(Rows from a dataset)
※
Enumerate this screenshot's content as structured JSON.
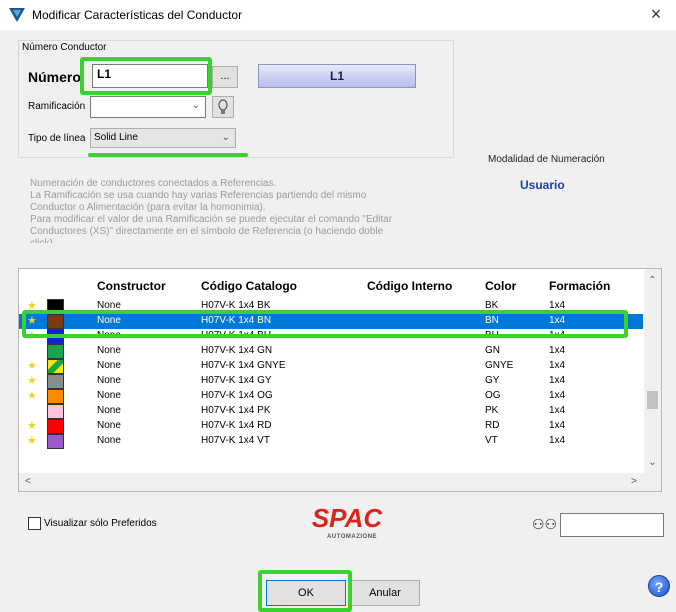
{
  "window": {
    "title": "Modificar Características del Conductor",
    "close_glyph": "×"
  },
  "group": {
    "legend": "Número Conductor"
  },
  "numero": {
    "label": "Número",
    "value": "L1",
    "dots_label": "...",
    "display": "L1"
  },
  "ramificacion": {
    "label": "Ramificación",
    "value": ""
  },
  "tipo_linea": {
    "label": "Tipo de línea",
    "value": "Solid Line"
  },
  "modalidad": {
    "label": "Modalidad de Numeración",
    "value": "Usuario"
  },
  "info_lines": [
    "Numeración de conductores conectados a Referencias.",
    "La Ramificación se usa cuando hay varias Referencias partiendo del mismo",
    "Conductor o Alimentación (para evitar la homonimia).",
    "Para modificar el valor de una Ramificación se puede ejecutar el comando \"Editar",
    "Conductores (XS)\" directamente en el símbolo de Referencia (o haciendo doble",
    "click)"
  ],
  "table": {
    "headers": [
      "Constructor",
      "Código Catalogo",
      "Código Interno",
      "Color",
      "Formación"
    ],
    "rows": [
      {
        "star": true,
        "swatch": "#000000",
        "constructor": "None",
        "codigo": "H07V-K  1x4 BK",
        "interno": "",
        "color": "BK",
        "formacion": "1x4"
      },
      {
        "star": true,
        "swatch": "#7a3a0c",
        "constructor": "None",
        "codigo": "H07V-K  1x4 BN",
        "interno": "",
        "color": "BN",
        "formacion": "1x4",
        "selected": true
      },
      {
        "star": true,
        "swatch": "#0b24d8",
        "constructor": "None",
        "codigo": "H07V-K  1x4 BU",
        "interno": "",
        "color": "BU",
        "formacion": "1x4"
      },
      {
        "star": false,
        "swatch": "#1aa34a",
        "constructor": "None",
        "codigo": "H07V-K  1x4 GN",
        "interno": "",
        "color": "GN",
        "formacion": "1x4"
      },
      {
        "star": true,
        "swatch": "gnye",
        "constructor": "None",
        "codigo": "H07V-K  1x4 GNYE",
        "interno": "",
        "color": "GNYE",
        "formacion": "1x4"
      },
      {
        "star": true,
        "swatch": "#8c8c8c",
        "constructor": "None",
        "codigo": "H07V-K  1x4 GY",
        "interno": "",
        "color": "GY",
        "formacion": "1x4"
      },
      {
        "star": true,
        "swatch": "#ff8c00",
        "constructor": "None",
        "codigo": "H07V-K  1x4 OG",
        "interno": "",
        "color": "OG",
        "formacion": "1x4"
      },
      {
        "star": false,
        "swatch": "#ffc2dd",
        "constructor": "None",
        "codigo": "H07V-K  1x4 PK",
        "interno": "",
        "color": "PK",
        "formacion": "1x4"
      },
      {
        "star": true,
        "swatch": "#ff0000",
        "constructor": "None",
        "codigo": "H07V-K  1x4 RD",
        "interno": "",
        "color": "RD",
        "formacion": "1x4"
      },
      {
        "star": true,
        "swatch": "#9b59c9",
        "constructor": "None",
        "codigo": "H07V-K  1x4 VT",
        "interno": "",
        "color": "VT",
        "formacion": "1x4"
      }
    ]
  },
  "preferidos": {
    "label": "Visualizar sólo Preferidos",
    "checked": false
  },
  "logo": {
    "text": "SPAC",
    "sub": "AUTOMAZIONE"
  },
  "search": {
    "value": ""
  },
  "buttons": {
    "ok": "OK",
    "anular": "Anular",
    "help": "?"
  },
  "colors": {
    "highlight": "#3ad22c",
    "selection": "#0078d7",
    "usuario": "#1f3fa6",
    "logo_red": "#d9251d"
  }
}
※
Written request>
Examine the records and pull out every line where the string "Ramificación" occurs.

Solution to this exercise>
    "label": "Ramificación",
    "La Ramificación se usa cuando hay varias Referencias partiendo del mismo",
    "Para modificar el valor de una Ramificación se puede ejecutar el comando \"Editar",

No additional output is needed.